%%

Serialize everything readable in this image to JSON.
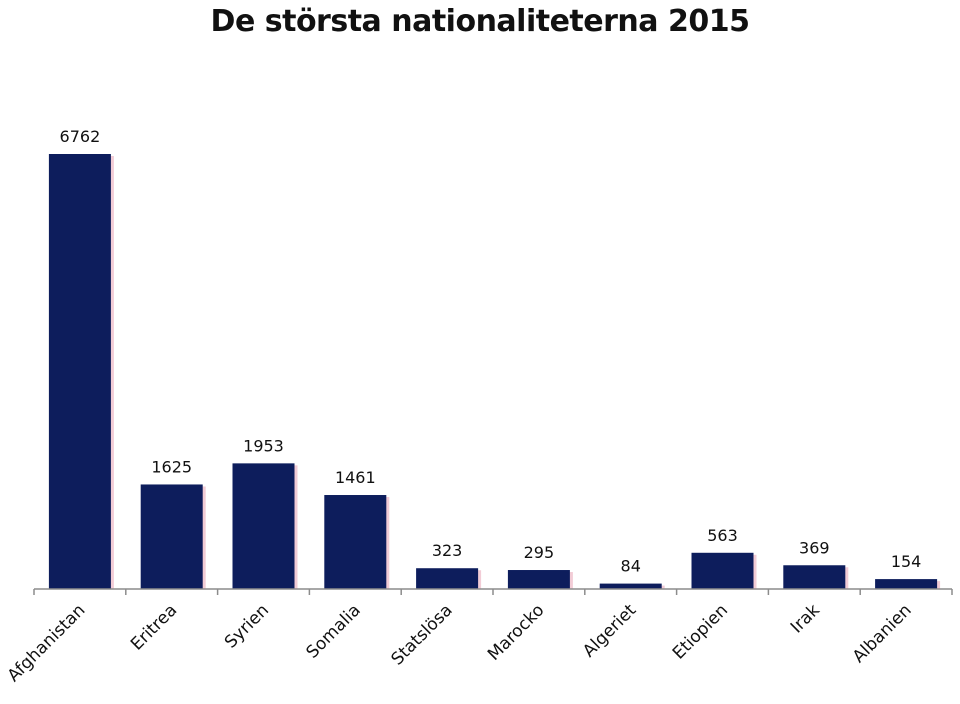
{
  "chart_data": {
    "type": "bar",
    "title": "De största nationaliteterna 2015",
    "xlabel": "",
    "ylabel": "",
    "categories": [
      "Afghanistan",
      "Eritrea",
      "Syrien",
      "Somalia",
      "Statslösa",
      "Marocko",
      "Algeriet",
      "Etiopien",
      "Irak",
      "Albanien"
    ],
    "values": [
      6762,
      1625,
      1953,
      1461,
      323,
      295,
      84,
      563,
      369,
      154
    ],
    "value_labels": [
      "6762",
      "1625",
      "1953",
      "1461",
      "323",
      "295",
      "84",
      "563",
      "369",
      "154"
    ],
    "ylim": [
      0,
      6762
    ],
    "grid": false,
    "legend": "none",
    "colors": {
      "bar": "#0d1d5c",
      "bar_shadow": "#e8a3b4",
      "axis": "#8c8c8c"
    }
  }
}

%%

* [Problem description]: Without the pictures, print the whole listing exactly as given.

* [Response to this exercise]:
Serialize everything readable in this image to JSON.
{
  "chart_data": {
    "type": "bar",
    "title": "De största nationaliteterna 2015",
    "xlabel": "",
    "ylabel": "",
    "categories": [
      "Afghanistan",
      "Eritrea",
      "Syrien",
      "Somalia",
      "Statslösa",
      "Marocko",
      "Algeriet",
      "Etiopien",
      "Irak",
      "Albanien"
    ],
    "values": [
      6762,
      1625,
      1953,
      1461,
      323,
      295,
      84,
      563,
      369,
      154
    ],
    "value_labels": [
      "6762",
      "1625",
      "1953",
      "1461",
      "323",
      "295",
      "84",
      "563",
      "369",
      "154"
    ],
    "ylim": [
      0,
      6762
    ],
    "grid": false,
    "legend": "none",
    "colors": {
      "bar": "#0d1d5c",
      "bar_shadow": "#e8a3b4",
      "axis": "#8c8c8c"
    }
  }
}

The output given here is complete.